Task input
━━━━━━━━━━━━━━━━━━━━

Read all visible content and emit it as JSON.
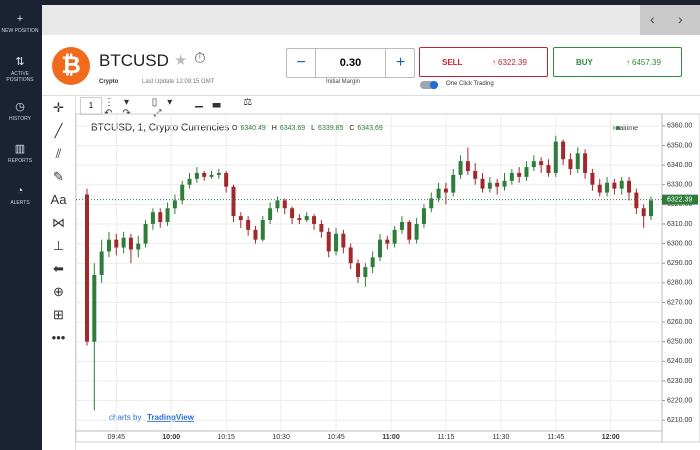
{
  "sidebar": [
    {
      "label": "NEW POSITION"
    },
    {
      "label": "ACTIVE POSITIONS"
    },
    {
      "label": "HISTORY"
    },
    {
      "label": "REPORTS"
    },
    {
      "label": "ALERTS"
    }
  ],
  "instrument": {
    "symbol": "BTCUSD",
    "category": "Crypto",
    "last_update": "Last Update 12:09:15 GMT"
  },
  "trade": {
    "amount": "0.30",
    "amount_label": "Initial Margin",
    "sell_label": "SELL",
    "sell_price": 6322.39,
    "buy_label": "BUY",
    "buy_price": 6457.39,
    "one_click": "One Click Trading"
  },
  "toolbar": {
    "interval": "1"
  },
  "chart_data": {
    "type": "candlestick",
    "title": "BTCUSD, 1, Crypto Currencies",
    "status": "realtime",
    "branding": "charts by",
    "branding_link": "TradingView",
    "ohlc_legend": [
      {
        "label": "O",
        "value": 6340.49
      },
      {
        "label": "H",
        "value": 6343.69
      },
      {
        "label": "L",
        "value": 6339.85
      },
      {
        "label": "C",
        "value": 6343.69
      }
    ],
    "x": [
      577,
      579,
      581,
      583,
      585,
      587,
      589,
      591,
      593,
      595,
      597,
      599,
      601,
      603,
      605,
      607,
      609,
      611,
      613,
      615,
      617,
      619,
      621,
      623,
      625,
      627,
      629,
      631,
      633,
      635,
      637,
      639,
      641,
      643,
      645,
      647,
      649,
      651,
      653,
      655,
      657,
      659,
      661,
      663,
      665,
      667,
      669,
      671,
      673,
      675,
      677,
      679,
      681,
      683,
      685,
      687,
      689,
      691,
      693,
      695,
      697,
      699,
      701,
      703,
      705,
      707,
      709,
      711,
      713,
      715,
      717,
      719,
      721,
      723,
      725,
      727,
      729,
      731
    ],
    "open": [
      6325,
      6250,
      6284,
      6296,
      6302,
      6298,
      6303,
      6297,
      6300,
      6310,
      6316,
      6311,
      6318,
      6322,
      6330,
      6333,
      6336,
      6334,
      6335,
      6336,
      6329,
      6314,
      6312,
      6307,
      6302,
      6312,
      6318,
      6322,
      6318,
      6313,
      6312,
      6314,
      6310,
      6306,
      6296,
      6305,
      6298,
      6290,
      6283,
      6288,
      6293,
      6302,
      6300,
      6307,
      6311,
      6302,
      6310,
      6318,
      6323,
      6328,
      6326,
      6335,
      6342,
      6337,
      6333,
      6328,
      6331,
      6329,
      6332,
      6336,
      6334,
      6339,
      6342,
      6340,
      6336,
      6352,
      6343,
      6338,
      6346,
      6336,
      6330,
      6326,
      6331,
      6328,
      6332,
      6326,
      6318,
      6314
    ],
    "high": [
      6328,
      6290,
      6302,
      6306,
      6305,
      6306,
      6305,
      6304,
      6312,
      6318,
      6318,
      6321,
      6325,
      6332,
      6336,
      6339,
      6337,
      6337,
      6338,
      6337,
      6330,
      6316,
      6314,
      6309,
      6314,
      6321,
      6324,
      6323,
      6319,
      6315,
      6316,
      6315,
      6312,
      6308,
      6308,
      6307,
      6300,
      6292,
      6290,
      6296,
      6305,
      6304,
      6309,
      6314,
      6312,
      6313,
      6320,
      6326,
      6331,
      6331,
      6338,
      6345,
      6349,
      6341,
      6336,
      6334,
      6333,
      6336,
      6338,
      6339,
      6342,
      6345,
      6344,
      6343,
      6355,
      6353,
      6346,
      6349,
      6348,
      6338,
      6333,
      6334,
      6333,
      6334,
      6334,
      6328,
      6320,
      6324
    ],
    "low": [
      6248,
      6215,
      6280,
      6293,
      6294,
      6295,
      6290,
      6293,
      6298,
      6307,
      6308,
      6309,
      6315,
      6320,
      6328,
      6331,
      6332,
      6333,
      6333,
      6326,
      6311,
      6308,
      6304,
      6300,
      6301,
      6310,
      6316,
      6315,
      6310,
      6310,
      6311,
      6307,
      6303,
      6293,
      6294,
      6295,
      6287,
      6280,
      6278,
      6285,
      6291,
      6297,
      6298,
      6305,
      6300,
      6300,
      6308,
      6316,
      6321,
      6320,
      6324,
      6333,
      6335,
      6330,
      6326,
      6326,
      6325,
      6327,
      6330,
      6331,
      6332,
      6337,
      6336,
      6334,
      6334,
      6340,
      6335,
      6336,
      6333,
      6327,
      6324,
      6324,
      6325,
      6325,
      6322,
      6315,
      6308,
      6312
    ],
    "close": [
      6250,
      6284,
      6296,
      6302,
      6298,
      6303,
      6297,
      6300,
      6310,
      6316,
      6311,
      6318,
      6322,
      6330,
      6333,
      6336,
      6334,
      6335,
      6336,
      6329,
      6314,
      6312,
      6307,
      6302,
      6312,
      6318,
      6322,
      6318,
      6313,
      6312,
      6314,
      6310,
      6306,
      6296,
      6305,
      6298,
      6290,
      6283,
      6288,
      6293,
      6302,
      6300,
      6307,
      6311,
      6302,
      6310,
      6318,
      6323,
      6328,
      6326,
      6335,
      6342,
      6337,
      6333,
      6328,
      6331,
      6329,
      6332,
      6336,
      6334,
      6339,
      6342,
      6340,
      6336,
      6352,
      6343,
      6338,
      6346,
      6336,
      6330,
      6326,
      6331,
      6328,
      6332,
      6326,
      6318,
      6314,
      6322
    ],
    "up_color": "#2f7d3a",
    "down_color": "#a3282c",
    "last_price": 6322.39,
    "xlim": [
      574,
      734
    ],
    "xticks": [
      {
        "value": 585,
        "label": "09:45"
      },
      {
        "value": 600,
        "label": "10:00"
      },
      {
        "value": 615,
        "label": "10:15"
      },
      {
        "value": 630,
        "label": "10:30"
      },
      {
        "value": 645,
        "label": "10:45"
      },
      {
        "value": 660,
        "label": "11:00"
      },
      {
        "value": 675,
        "label": "11:15"
      },
      {
        "value": 690,
        "label": "11:30"
      },
      {
        "value": 705,
        "label": "11:45"
      },
      {
        "value": 720,
        "label": "12:00"
      }
    ],
    "ylim": [
      6205,
      6364
    ],
    "yticks": [
      {
        "value": 6210,
        "label": "6210.00"
      },
      {
        "value": 6220,
        "label": "6220.00"
      },
      {
        "value": 6230,
        "label": "6230.00"
      },
      {
        "value": 6240,
        "label": "6240.00"
      },
      {
        "value": 6250,
        "label": "6250.00"
      },
      {
        "value": 6260,
        "label": "6260.00"
      },
      {
        "value": 6270,
        "label": "6270.00"
      },
      {
        "value": 6280,
        "label": "6280.00"
      },
      {
        "value": 6290,
        "label": "6290.00"
      },
      {
        "value": 6300,
        "label": "6300.00"
      },
      {
        "value": 6310,
        "label": "6310.00"
      },
      {
        "value": 6320,
        "label": "6320.00"
      },
      {
        "value": 6330,
        "label": "6330.00"
      },
      {
        "value": 6340,
        "label": "6340.00"
      },
      {
        "value": 6350,
        "label": "6350.00"
      },
      {
        "value": 6360,
        "label": "6360.00"
      }
    ],
    "grid": true
  }
}
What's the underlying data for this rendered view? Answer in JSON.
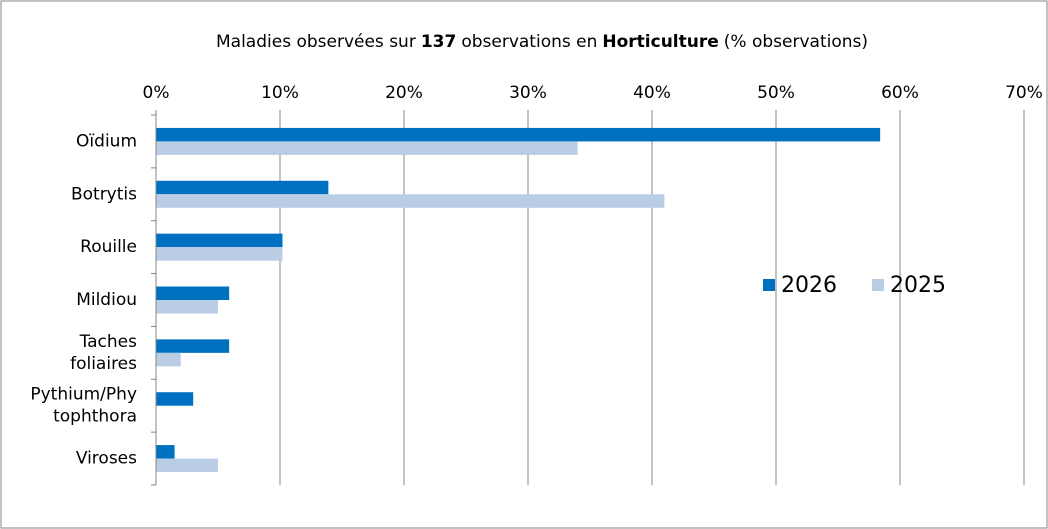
{
  "chart_data": {
    "type": "hbar",
    "title": [
      "Maladies observées sur",
      "137",
      "observations en",
      "Horticulture",
      "(% observations)"
    ],
    "title_bold": [
      false,
      true,
      false,
      true,
      false
    ],
    "categories": [
      [
        "Oïdium"
      ],
      [
        "Botrytis"
      ],
      [
        "Rouille"
      ],
      [
        "Mildiou"
      ],
      [
        "Taches",
        "foliaires"
      ],
      [
        "Pythium/Phy",
        "tophthora"
      ],
      [
        "Viroses"
      ]
    ],
    "series": [
      {
        "name": "2026",
        "color": "#0070c0",
        "values": [
          58.4,
          13.9,
          10.2,
          5.9,
          5.9,
          3.0,
          1.5
        ]
      },
      {
        "name": "2025",
        "color": "#b9cde5",
        "values": [
          34.0,
          41.0,
          10.2,
          5.0,
          2.0,
          0,
          5.0
        ]
      }
    ],
    "xlim": [
      0,
      70
    ],
    "xticks": [
      {
        "value": 0,
        "label": "0%"
      },
      {
        "value": 10,
        "label": "10%"
      },
      {
        "value": 20,
        "label": "20%"
      },
      {
        "value": 30,
        "label": "30%"
      },
      {
        "value": 40,
        "label": "40%"
      },
      {
        "value": 50,
        "label": "50%"
      },
      {
        "value": 60,
        "label": "60%"
      },
      {
        "value": 70,
        "label": "70%"
      }
    ],
    "grid": true,
    "legend": "right"
  }
}
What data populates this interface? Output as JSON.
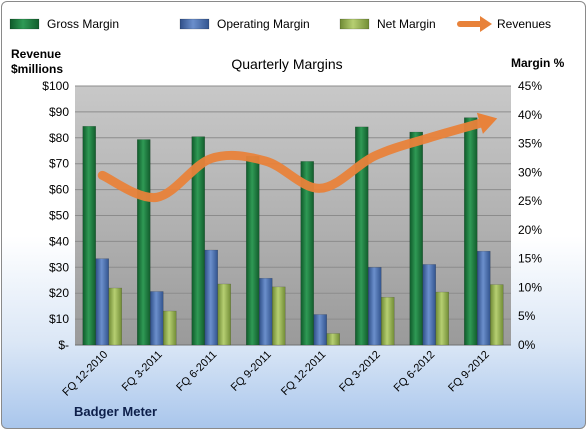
{
  "chart_data": {
    "type": "bar",
    "title": "Quarterly Margins",
    "company": "Badger Meter",
    "left_axis_title": [
      "Revenue",
      "$millions"
    ],
    "right_axis_title": "Margin %",
    "categories": [
      "FQ 12-2010",
      "FQ 3-2011",
      "FQ 6-2011",
      "FQ 9-2011",
      "FQ 12-2011",
      "FQ 3-2012",
      "FQ 6-2012",
      "FQ 9-2012"
    ],
    "left_ticks": [
      "$-",
      "$10",
      "$20",
      "$30",
      "$40",
      "$50",
      "$60",
      "$70",
      "$80",
      "$90",
      "$100"
    ],
    "right_ticks": [
      "0%",
      "5%",
      "10%",
      "15%",
      "20%",
      "25%",
      "30%",
      "35%",
      "40%",
      "45%"
    ],
    "ylim_left": [
      0,
      100
    ],
    "ylim_right": [
      0,
      45
    ],
    "grid": true,
    "legend_position": "top",
    "series": [
      {
        "name": "Gross Margin",
        "type": "bar",
        "axis": "right",
        "color": "#1e7a3e",
        "values": [
          38.0,
          35.7,
          36.2,
          32.8,
          31.9,
          37.9,
          37.0,
          39.5
        ]
      },
      {
        "name": "Operating Margin",
        "type": "bar",
        "axis": "right",
        "color": "#4a6fae",
        "values": [
          15.0,
          9.3,
          16.5,
          11.6,
          5.3,
          13.5,
          14.0,
          16.3
        ]
      },
      {
        "name": "Net Margin",
        "type": "bar",
        "axis": "right",
        "color": "#93b050",
        "values": [
          9.9,
          5.9,
          10.6,
          10.1,
          2.0,
          8.3,
          9.2,
          10.5
        ]
      },
      {
        "name": "Revenues",
        "type": "line",
        "axis": "left",
        "color": "#e8823a",
        "values": [
          65.5,
          57.0,
          72.0,
          71.0,
          60.5,
          73.0,
          80.0,
          86.0
        ]
      }
    ]
  }
}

━━━━━━━━━━━━━━━━━━━━

Goal of the exercise
Search the data above for the word "JSON", then gather each line in which it appears.

Result of this task
Read all visible content and emit it as JSON.
What's the underlying data for this rendered view? Answer in JSON.
What data populates this interface? Output as JSON.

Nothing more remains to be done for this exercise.